Material for this exercise -
━━━━━━━━━━━━━━━━━━━━

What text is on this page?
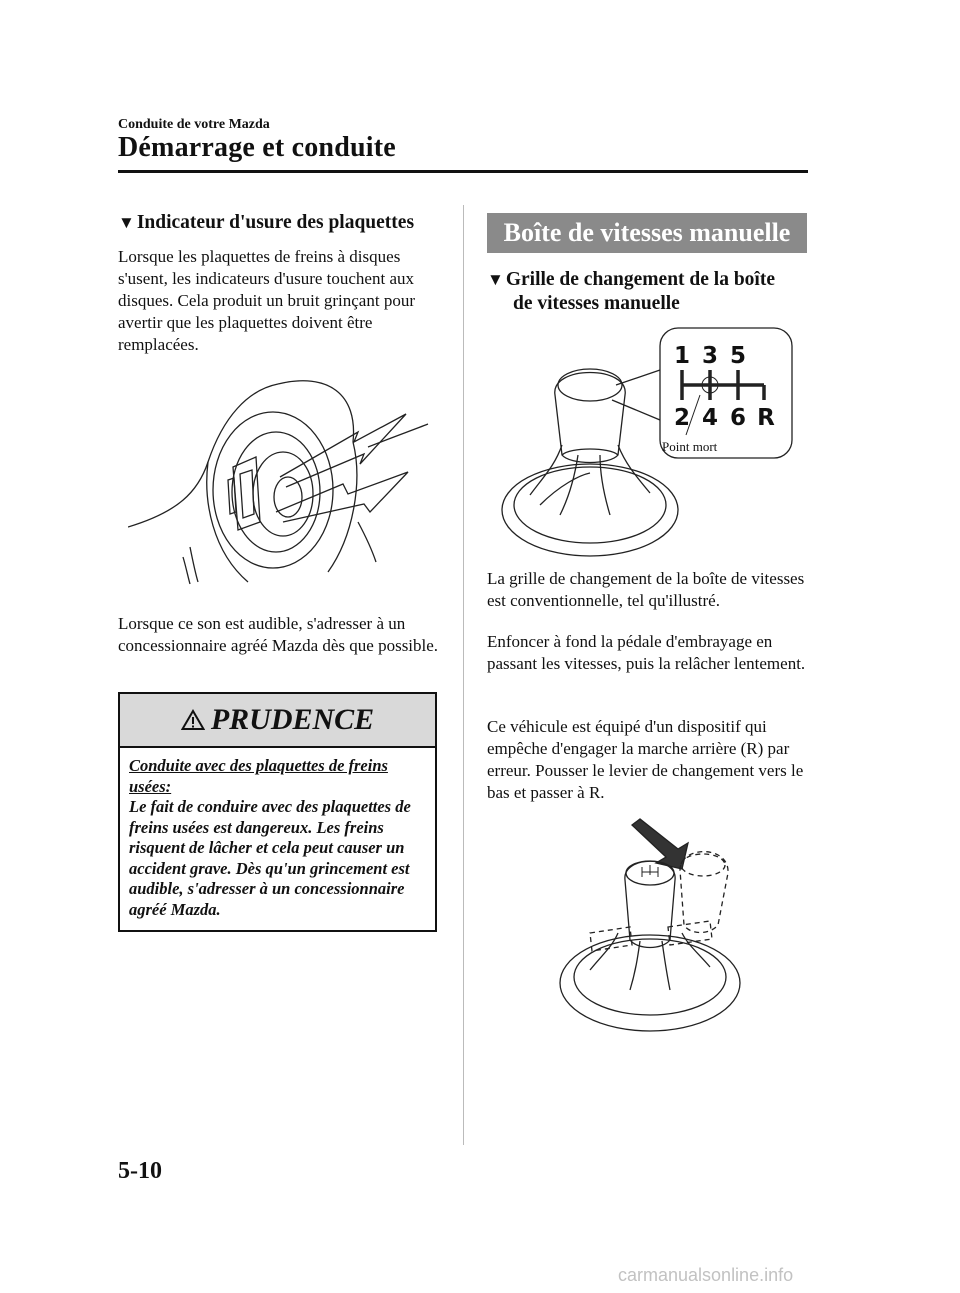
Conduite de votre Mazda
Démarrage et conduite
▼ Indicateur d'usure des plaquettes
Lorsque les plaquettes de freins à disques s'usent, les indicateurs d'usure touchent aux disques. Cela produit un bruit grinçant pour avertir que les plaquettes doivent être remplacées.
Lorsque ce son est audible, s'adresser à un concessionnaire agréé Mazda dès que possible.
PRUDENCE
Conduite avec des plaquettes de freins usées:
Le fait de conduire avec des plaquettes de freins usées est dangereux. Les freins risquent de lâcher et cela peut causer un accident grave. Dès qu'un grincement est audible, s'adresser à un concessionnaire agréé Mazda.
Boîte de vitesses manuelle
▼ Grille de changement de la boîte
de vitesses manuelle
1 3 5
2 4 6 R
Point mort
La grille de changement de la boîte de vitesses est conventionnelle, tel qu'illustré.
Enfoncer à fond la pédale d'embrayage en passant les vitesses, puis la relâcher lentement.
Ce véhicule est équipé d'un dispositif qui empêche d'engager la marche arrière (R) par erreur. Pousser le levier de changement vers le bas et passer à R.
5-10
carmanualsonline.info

━━━━━━━━━━━━━━━━━━━━

Work required -
Copy the records word for word, leaving no picture in the copy.

Output -
What text is on this page?
Conduite de votre Mazda
Démarrage et conduite
▼ Indicateur d'usure des plaquettes
Lorsque les plaquettes de freins à disques s'usent, les indicateurs d'usure touchent aux disques. Cela produit un bruit grinçant pour avertir que les plaquettes doivent être remplacées.
Lorsque ce son est audible, s'adresser à un concessionnaire agréé Mazda dès que possible.
PRUDENCE
Conduite avec des plaquettes de freins usées:
Le fait de conduire avec des plaquettes de freins usées est dangereux. Les freins risquent de lâcher et cela peut causer un accident grave. Dès qu'un grincement est audible, s'adresser à un concessionnaire agréé Mazda.
Boîte de vitesses manuelle
▼ Grille de changement de la boîte
de vitesses manuelle
1 3 5
2 4 6 R
Point mort
La grille de changement de la boîte de vitesses est conventionnelle, tel qu'illustré.
Enfoncer à fond la pédale d'embrayage en passant les vitesses, puis la relâcher lentement.
Ce véhicule est équipé d'un dispositif qui empêche d'engager la marche arrière (R) par erreur. Pousser le levier de changement vers le bas et passer à R.
5-10
carmanualsonline.info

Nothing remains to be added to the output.